··· Records to process ···

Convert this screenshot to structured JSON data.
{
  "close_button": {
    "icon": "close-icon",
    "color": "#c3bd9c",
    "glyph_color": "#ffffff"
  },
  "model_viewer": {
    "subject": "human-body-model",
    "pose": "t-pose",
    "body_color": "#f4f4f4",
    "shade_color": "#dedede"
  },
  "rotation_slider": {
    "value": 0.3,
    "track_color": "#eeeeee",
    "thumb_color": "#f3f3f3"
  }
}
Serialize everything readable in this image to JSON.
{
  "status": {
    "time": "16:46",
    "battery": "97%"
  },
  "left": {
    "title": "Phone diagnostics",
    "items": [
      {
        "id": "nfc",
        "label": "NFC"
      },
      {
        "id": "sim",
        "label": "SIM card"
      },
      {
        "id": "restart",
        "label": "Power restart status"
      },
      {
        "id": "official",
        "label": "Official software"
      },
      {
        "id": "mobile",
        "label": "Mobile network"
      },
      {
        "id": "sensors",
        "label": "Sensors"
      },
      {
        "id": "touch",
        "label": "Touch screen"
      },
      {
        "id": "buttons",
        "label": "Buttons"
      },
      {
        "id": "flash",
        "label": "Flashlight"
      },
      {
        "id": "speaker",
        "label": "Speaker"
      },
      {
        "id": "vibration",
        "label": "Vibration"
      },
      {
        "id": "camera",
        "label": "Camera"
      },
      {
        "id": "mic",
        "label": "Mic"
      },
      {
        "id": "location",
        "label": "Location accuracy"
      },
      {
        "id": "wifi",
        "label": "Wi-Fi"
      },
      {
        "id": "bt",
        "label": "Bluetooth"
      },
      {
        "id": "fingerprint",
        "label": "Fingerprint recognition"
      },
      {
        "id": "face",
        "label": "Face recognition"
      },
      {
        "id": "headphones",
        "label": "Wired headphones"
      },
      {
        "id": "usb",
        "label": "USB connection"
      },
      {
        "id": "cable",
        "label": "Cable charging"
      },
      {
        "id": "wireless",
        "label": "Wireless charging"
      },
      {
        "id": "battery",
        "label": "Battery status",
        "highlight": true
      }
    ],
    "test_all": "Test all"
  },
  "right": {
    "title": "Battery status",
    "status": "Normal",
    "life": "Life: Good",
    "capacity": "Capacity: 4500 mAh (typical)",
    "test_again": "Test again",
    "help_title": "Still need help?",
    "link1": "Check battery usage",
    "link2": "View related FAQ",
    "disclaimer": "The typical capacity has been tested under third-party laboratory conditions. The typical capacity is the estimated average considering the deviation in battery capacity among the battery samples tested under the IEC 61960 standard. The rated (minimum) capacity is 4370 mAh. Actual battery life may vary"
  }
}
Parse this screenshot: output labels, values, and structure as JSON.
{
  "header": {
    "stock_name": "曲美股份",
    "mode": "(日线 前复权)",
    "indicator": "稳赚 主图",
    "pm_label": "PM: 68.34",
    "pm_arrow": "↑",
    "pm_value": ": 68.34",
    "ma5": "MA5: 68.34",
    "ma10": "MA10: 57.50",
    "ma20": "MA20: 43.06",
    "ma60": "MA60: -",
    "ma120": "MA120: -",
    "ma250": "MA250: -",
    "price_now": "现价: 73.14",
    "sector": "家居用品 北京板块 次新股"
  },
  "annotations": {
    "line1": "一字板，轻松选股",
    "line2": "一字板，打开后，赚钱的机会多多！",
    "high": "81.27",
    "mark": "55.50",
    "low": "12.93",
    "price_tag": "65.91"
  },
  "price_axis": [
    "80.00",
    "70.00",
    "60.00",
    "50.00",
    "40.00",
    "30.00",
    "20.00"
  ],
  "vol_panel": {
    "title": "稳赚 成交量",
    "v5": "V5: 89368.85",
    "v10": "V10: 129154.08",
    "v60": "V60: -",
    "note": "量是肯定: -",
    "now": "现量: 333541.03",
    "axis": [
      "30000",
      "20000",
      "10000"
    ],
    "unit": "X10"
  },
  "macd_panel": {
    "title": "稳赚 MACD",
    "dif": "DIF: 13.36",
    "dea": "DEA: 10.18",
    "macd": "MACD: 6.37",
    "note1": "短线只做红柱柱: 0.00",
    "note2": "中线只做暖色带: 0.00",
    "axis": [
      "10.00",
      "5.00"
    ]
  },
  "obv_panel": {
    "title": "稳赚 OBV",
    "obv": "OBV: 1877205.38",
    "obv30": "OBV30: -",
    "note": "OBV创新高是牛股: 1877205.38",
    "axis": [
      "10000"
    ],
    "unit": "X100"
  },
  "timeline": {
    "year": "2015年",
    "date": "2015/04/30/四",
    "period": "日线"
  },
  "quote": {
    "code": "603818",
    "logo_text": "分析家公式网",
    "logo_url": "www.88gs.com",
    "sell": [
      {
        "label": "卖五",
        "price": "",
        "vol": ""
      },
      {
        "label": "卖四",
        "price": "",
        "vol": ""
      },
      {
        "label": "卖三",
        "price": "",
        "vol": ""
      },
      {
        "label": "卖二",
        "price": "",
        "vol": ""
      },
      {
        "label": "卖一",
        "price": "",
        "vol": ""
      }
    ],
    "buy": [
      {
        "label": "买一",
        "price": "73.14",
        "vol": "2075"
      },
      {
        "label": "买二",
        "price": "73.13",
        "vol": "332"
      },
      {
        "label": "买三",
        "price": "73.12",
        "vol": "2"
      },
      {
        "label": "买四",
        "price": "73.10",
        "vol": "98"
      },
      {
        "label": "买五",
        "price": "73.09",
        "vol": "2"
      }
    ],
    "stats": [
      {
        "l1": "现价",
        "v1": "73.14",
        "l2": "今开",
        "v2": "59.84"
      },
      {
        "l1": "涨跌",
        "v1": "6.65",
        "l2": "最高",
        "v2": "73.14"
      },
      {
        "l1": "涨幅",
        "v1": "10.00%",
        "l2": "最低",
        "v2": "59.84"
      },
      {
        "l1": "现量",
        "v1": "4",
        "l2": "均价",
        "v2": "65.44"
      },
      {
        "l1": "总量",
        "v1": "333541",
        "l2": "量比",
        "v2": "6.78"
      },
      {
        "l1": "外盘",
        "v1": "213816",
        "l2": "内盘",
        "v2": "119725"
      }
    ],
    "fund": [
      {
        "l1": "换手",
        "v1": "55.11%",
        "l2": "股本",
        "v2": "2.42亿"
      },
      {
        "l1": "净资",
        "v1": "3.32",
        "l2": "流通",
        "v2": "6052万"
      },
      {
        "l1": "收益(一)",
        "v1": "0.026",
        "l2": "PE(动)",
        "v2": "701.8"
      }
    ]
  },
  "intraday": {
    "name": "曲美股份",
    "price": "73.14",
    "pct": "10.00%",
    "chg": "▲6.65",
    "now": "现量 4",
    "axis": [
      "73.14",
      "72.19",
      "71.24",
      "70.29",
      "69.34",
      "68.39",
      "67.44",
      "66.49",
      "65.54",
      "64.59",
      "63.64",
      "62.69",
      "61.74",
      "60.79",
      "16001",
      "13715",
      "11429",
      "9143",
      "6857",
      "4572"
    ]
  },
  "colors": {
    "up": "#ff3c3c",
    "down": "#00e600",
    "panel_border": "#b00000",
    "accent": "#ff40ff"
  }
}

···

The request -
Print the listing above in full, exactly as it is.

Reply -
Convert this screenshot to structured JSON data.
{
  "close_button": {
    "icon": "close-icon",
    "color": "#c3bd9c",
    "glyph_color": "#ffffff"
  },
  "model_viewer": {
    "subject": "human-body-model",
    "pose": "t-pose",
    "body_color": "#f4f4f4",
    "shade_color": "#dedede"
  },
  "rotation_slider": {
    "value": 0.3,
    "track_color": "#eeeeee",
    "thumb_color": "#f3f3f3"
  }
}
Serialize everything readable in this image to JSON.
{
  "status": {
    "time": "16:46",
    "battery": "97%"
  },
  "left": {
    "title": "Phone diagnostics",
    "items": [
      {
        "id": "nfc",
        "label": "NFC"
      },
      {
        "id": "sim",
        "label": "SIM card"
      },
      {
        "id": "restart",
        "label": "Power restart status"
      },
      {
        "id": "official",
        "label": "Official software"
      },
      {
        "id": "mobile",
        "label": "Mobile network"
      },
      {
        "id": "sensors",
        "label": "Sensors"
      },
      {
        "id": "touch",
        "label": "Touch screen"
      },
      {
        "id": "buttons",
        "label": "Buttons"
      },
      {
        "id": "flash",
        "label": "Flashlight"
      },
      {
        "id": "speaker",
        "label": "Speaker"
      },
      {
        "id": "vibration",
        "label": "Vibration"
      },
      {
        "id": "camera",
        "label": "Camera"
      },
      {
        "id": "mic",
        "label": "Mic"
      },
      {
        "id": "location",
        "label": "Location accuracy"
      },
      {
        "id": "wifi",
        "label": "Wi-Fi"
      },
      {
        "id": "bt",
        "label": "Bluetooth"
      },
      {
        "id": "fingerprint",
        "label": "Fingerprint recognition"
      },
      {
        "id": "face",
        "label": "Face recognition"
      },
      {
        "id": "headphones",
        "label": "Wired headphones"
      },
      {
        "id": "usb",
        "label": "USB connection"
      },
      {
        "id": "cable",
        "label": "Cable charging"
      },
      {
        "id": "wireless",
        "label": "Wireless charging"
      },
      {
        "id": "battery",
        "label": "Battery status",
        "highlight": true
      }
    ],
    "test_all": "Test all"
  },
  "right": {
    "title": "Battery status",
    "status": "Normal",
    "life": "Life: Good",
    "capacity": "Capacity: 4500 mAh (typical)",
    "test_again": "Test again",
    "help_title": "Still need help?",
    "link1": "Check battery usage",
    "link2": "View related FAQ",
    "disclaimer": "The typical capacity has been tested under third-party laboratory conditions. The typical capacity is the estimated average considering the deviation in battery capacity among the battery samples tested under the IEC 61960 standard. The rated (minimum) capacity is 4370 mAh. Actual battery life may vary"
  }
}
Parse this screenshot: output labels, values, and structure as JSON.
{
  "header": {
    "stock_name": "曲美股份",
    "mode": "(日线 前复权)",
    "indicator": "稳赚 主图",
    "pm_label": "PM: 68.34",
    "pm_arrow": "↑",
    "pm_value": ": 68.34",
    "ma5": "MA5: 68.34",
    "ma10": "MA10: 57.50",
    "ma20": "MA20: 43.06",
    "ma60": "MA60: -",
    "ma120": "MA120: -",
    "ma250": "MA250: -",
    "price_now": "现价: 73.14",
    "sector": "家居用品 北京板块 次新股"
  },
  "annotations": {
    "line1": "一字板，轻松选股",
    "line2": "一字板，打开后，赚钱的机会多多！",
    "high": "81.27",
    "mark": "55.50",
    "low": "12.93",
    "price_tag": "65.91"
  },
  "price_axis": [
    "80.00",
    "70.00",
    "60.00",
    "50.00",
    "40.00",
    "30.00",
    "20.00"
  ],
  "vol_panel": {
    "title": "稳赚 成交量",
    "v5": "V5: 89368.85",
    "v10": "V10: 129154.08",
    "v60": "V60: -",
    "note": "量是肯定: -",
    "now": "现量: 333541.03",
    "axis": [
      "30000",
      "20000",
      "10000"
    ],
    "unit": "X10"
  },
  "macd_panel": {
    "title": "稳赚 MACD",
    "dif": "DIF: 13.36",
    "dea": "DEA: 10.18",
    "macd": "MACD: 6.37",
    "note1": "短线只做红柱柱: 0.00",
    "note2": "中线只做暖色带: 0.00",
    "axis": [
      "10.00",
      "5.00"
    ]
  },
  "obv_panel": {
    "title": "稳赚 OBV",
    "obv": "OBV: 1877205.38",
    "obv30": "OBV30: -",
    "note": "OBV创新高是牛股: 1877205.38",
    "axis": [
      "10000"
    ],
    "unit": "X100"
  },
  "timeline": {
    "year": "2015年",
    "date": "2015/04/30/四",
    "period": "日线"
  },
  "quote": {
    "code": "603818",
    "logo_text": "分析家公式网",
    "logo_url": "www.88gs.com",
    "sell": [
      {
        "label": "卖五",
        "price": "",
        "vol": ""
      },
      {
        "label": "卖四",
        "price": "",
        "vol": ""
      },
      {
        "label": "卖三",
        "price": "",
        "vol": ""
      },
      {
        "label": "卖二",
        "price": "",
        "vol": ""
      },
      {
        "label": "卖一",
        "price": "",
        "vol": ""
      }
    ],
    "buy": [
      {
        "label": "买一",
        "price": "73.14",
        "vol": "2075"
      },
      {
        "label": "买二",
        "price": "73.13",
        "vol": "332"
      },
      {
        "label": "买三",
        "price": "73.12",
        "vol": "2"
      },
      {
        "label": "买四",
        "price": "73.10",
        "vol": "98"
      },
      {
        "label": "买五",
        "price": "73.09",
        "vol": "2"
      }
    ],
    "stats": [
      {
        "l1": "现价",
        "v1": "73.14",
        "l2": "今开",
        "v2": "59.84"
      },
      {
        "l1": "涨跌",
        "v1": "6.65",
        "l2": "最高",
        "v2": "73.14"
      },
      {
        "l1": "涨幅",
        "v1": "10.00%",
        "l2": "最低",
        "v2": "59.84"
      },
      {
        "l1": "现量",
        "v1": "4",
        "l2": "均价",
        "v2": "65.44"
      },
      {
        "l1": "总量",
        "v1": "333541",
        "l2": "量比",
        "v2": "6.78"
      },
      {
        "l1": "外盘",
        "v1": "213816",
        "l2": "内盘",
        "v2": "119725"
      }
    ],
    "fund": [
      {
        "l1": "换手",
        "v1": "55.11%",
        "l2": "股本",
        "v2": "2.42亿"
      },
      {
        "l1": "净资",
        "v1": "3.32",
        "l2": "流通",
        "v2": "6052万"
      },
      {
        "l1": "收益(一)",
        "v1": "0.026",
        "l2": "PE(动)",
        "v2": "701.8"
      }
    ]
  },
  "intraday": {
    "name": "曲美股份",
    "price": "73.14",
    "pct": "10.00%",
    "chg": "▲6.65",
    "now": "现量 4",
    "axis": [
      "73.14",
      "72.19",
      "71.24",
      "70.29",
      "69.34",
      "68.39",
      "67.44",
      "66.49",
      "65.54",
      "64.59",
      "63.64",
      "62.69",
      "61.74",
      "60.79",
      "16001",
      "13715",
      "11429",
      "9143",
      "6857",
      "4572"
    ]
  },
  "colors": {
    "up": "#ff3c3c",
    "down": "#00e600",
    "panel_border": "#b00000",
    "accent": "#ff40ff"
  }
}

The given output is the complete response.